The records below hold pictures; please leave those out and retype the rest exactly.

━━━━━ Dataset records ━━━━━

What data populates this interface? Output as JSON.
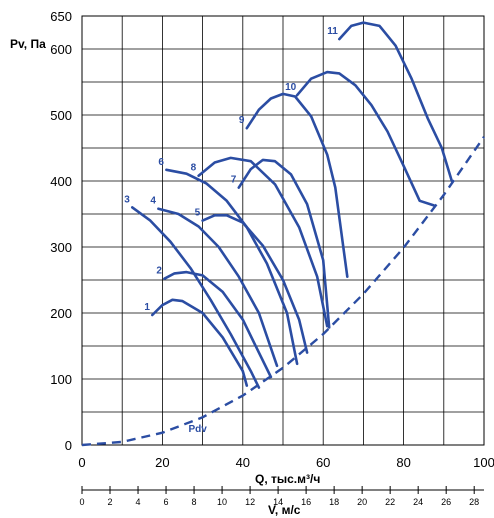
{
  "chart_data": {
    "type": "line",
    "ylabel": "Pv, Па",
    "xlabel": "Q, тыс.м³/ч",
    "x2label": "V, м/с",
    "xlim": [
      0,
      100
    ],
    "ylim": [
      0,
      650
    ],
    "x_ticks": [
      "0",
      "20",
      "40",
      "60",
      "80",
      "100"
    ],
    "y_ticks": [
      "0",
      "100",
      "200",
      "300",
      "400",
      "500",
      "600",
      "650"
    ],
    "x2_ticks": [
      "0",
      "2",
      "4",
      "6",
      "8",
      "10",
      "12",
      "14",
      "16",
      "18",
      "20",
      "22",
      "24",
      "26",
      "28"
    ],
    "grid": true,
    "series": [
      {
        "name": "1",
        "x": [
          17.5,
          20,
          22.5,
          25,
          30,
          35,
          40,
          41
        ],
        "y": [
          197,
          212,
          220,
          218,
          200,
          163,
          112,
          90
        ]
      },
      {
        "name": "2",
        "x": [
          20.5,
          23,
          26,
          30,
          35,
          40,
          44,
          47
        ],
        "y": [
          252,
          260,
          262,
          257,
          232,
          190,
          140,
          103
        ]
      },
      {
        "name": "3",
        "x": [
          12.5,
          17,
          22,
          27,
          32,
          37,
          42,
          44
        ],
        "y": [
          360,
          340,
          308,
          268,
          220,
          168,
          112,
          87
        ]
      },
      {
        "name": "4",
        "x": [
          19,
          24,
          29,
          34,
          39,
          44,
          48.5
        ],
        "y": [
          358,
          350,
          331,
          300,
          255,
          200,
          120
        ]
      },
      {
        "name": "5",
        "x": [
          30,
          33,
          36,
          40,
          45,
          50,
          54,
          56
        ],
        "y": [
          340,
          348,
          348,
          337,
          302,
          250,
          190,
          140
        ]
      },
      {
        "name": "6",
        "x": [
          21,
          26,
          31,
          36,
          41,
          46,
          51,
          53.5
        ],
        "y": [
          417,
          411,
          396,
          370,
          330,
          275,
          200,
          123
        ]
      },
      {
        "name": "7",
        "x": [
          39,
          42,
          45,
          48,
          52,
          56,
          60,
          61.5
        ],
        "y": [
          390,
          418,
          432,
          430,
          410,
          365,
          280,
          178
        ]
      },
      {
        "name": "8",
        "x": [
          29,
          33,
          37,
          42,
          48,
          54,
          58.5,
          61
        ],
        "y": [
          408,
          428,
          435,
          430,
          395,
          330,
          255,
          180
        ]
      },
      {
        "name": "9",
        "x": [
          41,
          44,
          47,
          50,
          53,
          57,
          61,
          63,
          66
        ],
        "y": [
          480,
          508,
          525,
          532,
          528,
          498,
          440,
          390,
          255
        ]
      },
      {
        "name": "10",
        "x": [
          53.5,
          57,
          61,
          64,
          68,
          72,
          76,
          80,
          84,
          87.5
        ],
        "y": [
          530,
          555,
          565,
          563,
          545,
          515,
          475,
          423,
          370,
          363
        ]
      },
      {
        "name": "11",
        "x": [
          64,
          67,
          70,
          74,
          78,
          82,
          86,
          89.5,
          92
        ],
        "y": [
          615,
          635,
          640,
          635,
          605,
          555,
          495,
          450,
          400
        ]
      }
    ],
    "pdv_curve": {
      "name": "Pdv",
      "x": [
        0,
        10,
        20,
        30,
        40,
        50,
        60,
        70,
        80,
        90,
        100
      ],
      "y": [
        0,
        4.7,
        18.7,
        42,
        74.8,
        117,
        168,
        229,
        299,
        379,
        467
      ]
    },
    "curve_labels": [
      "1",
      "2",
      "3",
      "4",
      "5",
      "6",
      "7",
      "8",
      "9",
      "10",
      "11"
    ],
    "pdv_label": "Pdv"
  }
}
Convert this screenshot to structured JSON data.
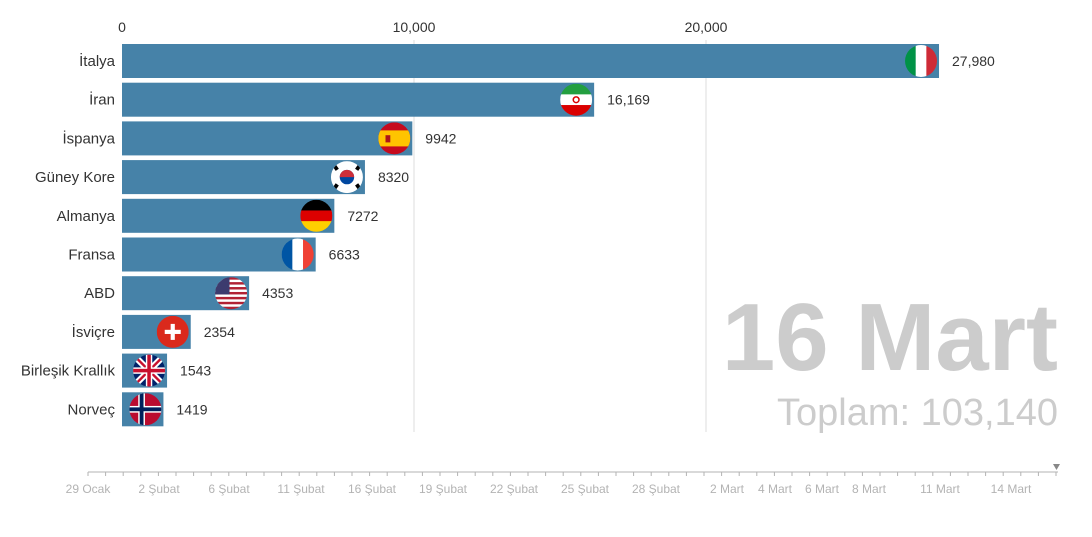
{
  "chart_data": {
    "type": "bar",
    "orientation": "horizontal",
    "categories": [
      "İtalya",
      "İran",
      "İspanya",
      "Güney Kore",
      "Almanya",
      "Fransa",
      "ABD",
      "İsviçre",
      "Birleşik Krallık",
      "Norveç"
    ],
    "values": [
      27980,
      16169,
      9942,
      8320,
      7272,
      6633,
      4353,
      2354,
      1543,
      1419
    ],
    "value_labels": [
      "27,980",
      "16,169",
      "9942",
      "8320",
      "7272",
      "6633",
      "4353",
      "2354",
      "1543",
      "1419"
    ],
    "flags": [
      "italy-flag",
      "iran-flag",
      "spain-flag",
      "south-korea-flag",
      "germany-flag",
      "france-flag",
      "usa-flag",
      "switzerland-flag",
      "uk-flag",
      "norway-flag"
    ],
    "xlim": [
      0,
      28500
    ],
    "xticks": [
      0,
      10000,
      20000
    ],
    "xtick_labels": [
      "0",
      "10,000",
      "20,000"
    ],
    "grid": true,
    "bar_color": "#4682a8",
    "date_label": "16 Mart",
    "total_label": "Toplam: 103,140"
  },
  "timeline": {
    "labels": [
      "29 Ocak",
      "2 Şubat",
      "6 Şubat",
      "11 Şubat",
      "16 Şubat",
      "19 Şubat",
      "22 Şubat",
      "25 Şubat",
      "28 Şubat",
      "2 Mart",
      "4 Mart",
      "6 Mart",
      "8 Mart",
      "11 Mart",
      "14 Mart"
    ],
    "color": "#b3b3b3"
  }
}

━━━━━

**Task solution**
What data populates this interface? Output as JSON.
{
  "chart_data": {
    "type": "line",
    "ylabel": "Pv, Па",
    "xlabel": "Q, тыс.м³/ч",
    "x2label": "V, м/с",
    "xlim": [
      0,
      100
    ],
    "ylim": [
      0,
      650
    ],
    "x_ticks": [
      "0",
      "20",
      "40",
      "60",
      "80",
      "100"
    ],
    "y_ticks": [
      "0",
      "100",
      "200",
      "300",
      "400",
      "500",
      "600",
      "650"
    ],
    "x2_ticks": [
      "0",
      "2",
      "4",
      "6",
      "8",
      "10",
      "12",
      "14",
      "16",
      "18",
      "20",
      "22",
      "24",
      "26",
      "28"
    ],
    "grid": true,
    "series": [
      {
        "name": "1",
        "x": [
          17.5,
          20,
          22.5,
          25,
          30,
          35,
          40,
          41
        ],
        "y": [
          197,
          212,
          220,
          218,
          200,
          163,
          112,
          90
        ]
      },
      {
        "name": "2",
        "x": [
          20.5,
          23,
          26,
          30,
          35,
          40,
          44,
          47
        ],
        "y": [
          252,
          260,
          262,
          257,
          232,
          190,
          140,
          103
        ]
      },
      {
        "name": "3",
        "x": [
          12.5,
          17,
          22,
          27,
          32,
          37,
          42,
          44
        ],
        "y": [
          360,
          340,
          308,
          268,
          220,
          168,
          112,
          87
        ]
      },
      {
        "name": "4",
        "x": [
          19,
          24,
          29,
          34,
          39,
          44,
          48.5
        ],
        "y": [
          358,
          350,
          331,
          300,
          255,
          200,
          120
        ]
      },
      {
        "name": "5",
        "x": [
          30,
          33,
          36,
          40,
          45,
          50,
          54,
          56
        ],
        "y": [
          340,
          348,
          348,
          337,
          302,
          250,
          190,
          140
        ]
      },
      {
        "name": "6",
        "x": [
          21,
          26,
          31,
          36,
          41,
          46,
          51,
          53.5
        ],
        "y": [
          417,
          411,
          396,
          370,
          330,
          275,
          200,
          123
        ]
      },
      {
        "name": "7",
        "x": [
          39,
          42,
          45,
          48,
          52,
          56,
          60,
          61.5
        ],
        "y": [
          390,
          418,
          432,
          430,
          410,
          365,
          280,
          178
        ]
      },
      {
        "name": "8",
        "x": [
          29,
          33,
          37,
          42,
          48,
          54,
          58.5,
          61
        ],
        "y": [
          408,
          428,
          435,
          430,
          395,
          330,
          255,
          180
        ]
      },
      {
        "name": "9",
        "x": [
          41,
          44,
          47,
          50,
          53,
          57,
          61,
          63,
          66
        ],
        "y": [
          480,
          508,
          525,
          532,
          528,
          498,
          440,
          390,
          255
        ]
      },
      {
        "name": "10",
        "x": [
          53.5,
          57,
          61,
          64,
          68,
          72,
          76,
          80,
          84,
          87.5
        ],
        "y": [
          530,
          555,
          565,
          563,
          545,
          515,
          475,
          423,
          370,
          363
        ]
      },
      {
        "name": "11",
        "x": [
          64,
          67,
          70,
          74,
          78,
          82,
          86,
          89.5,
          92
        ],
        "y": [
          615,
          635,
          640,
          635,
          605,
          555,
          495,
          450,
          400
        ]
      }
    ],
    "pdv_curve": {
      "name": "Pdv",
      "x": [
        0,
        10,
        20,
        30,
        40,
        50,
        60,
        70,
        80,
        90,
        100
      ],
      "y": [
        0,
        4.7,
        18.7,
        42,
        74.8,
        117,
        168,
        229,
        299,
        379,
        467
      ]
    },
    "curve_labels": [
      "1",
      "2",
      "3",
      "4",
      "5",
      "6",
      "7",
      "8",
      "9",
      "10",
      "11"
    ],
    "pdv_label": "Pdv"
  }
}
Convert this screenshot to structured JSON data.
{
  "chart_data": {
    "type": "bar",
    "orientation": "horizontal",
    "categories": [
      "İtalya",
      "İran",
      "İspanya",
      "Güney Kore",
      "Almanya",
      "Fransa",
      "ABD",
      "İsviçre",
      "Birleşik Krallık",
      "Norveç"
    ],
    "values": [
      27980,
      16169,
      9942,
      8320,
      7272,
      6633,
      4353,
      2354,
      1543,
      1419
    ],
    "value_labels": [
      "27,980",
      "16,169",
      "9942",
      "8320",
      "7272",
      "6633",
      "4353",
      "2354",
      "1543",
      "1419"
    ],
    "flags": [
      "italy-flag",
      "iran-flag",
      "spain-flag",
      "south-korea-flag",
      "germany-flag",
      "france-flag",
      "usa-flag",
      "switzerland-flag",
      "uk-flag",
      "norway-flag"
    ],
    "xlim": [
      0,
      28500
    ],
    "xticks": [
      0,
      10000,
      20000
    ],
    "xtick_labels": [
      "0",
      "10,000",
      "20,000"
    ],
    "grid": true,
    "bar_color": "#4682a8",
    "date_label": "16 Mart",
    "total_label": "Toplam: 103,140"
  },
  "timeline": {
    "labels": [
      "29 Ocak",
      "2 Şubat",
      "6 Şubat",
      "11 Şubat",
      "16 Şubat",
      "19 Şubat",
      "22 Şubat",
      "25 Şubat",
      "28 Şubat",
      "2 Mart",
      "4 Mart",
      "6 Mart",
      "8 Mart",
      "11 Mart",
      "14 Mart"
    ],
    "color": "#b3b3b3"
  }
}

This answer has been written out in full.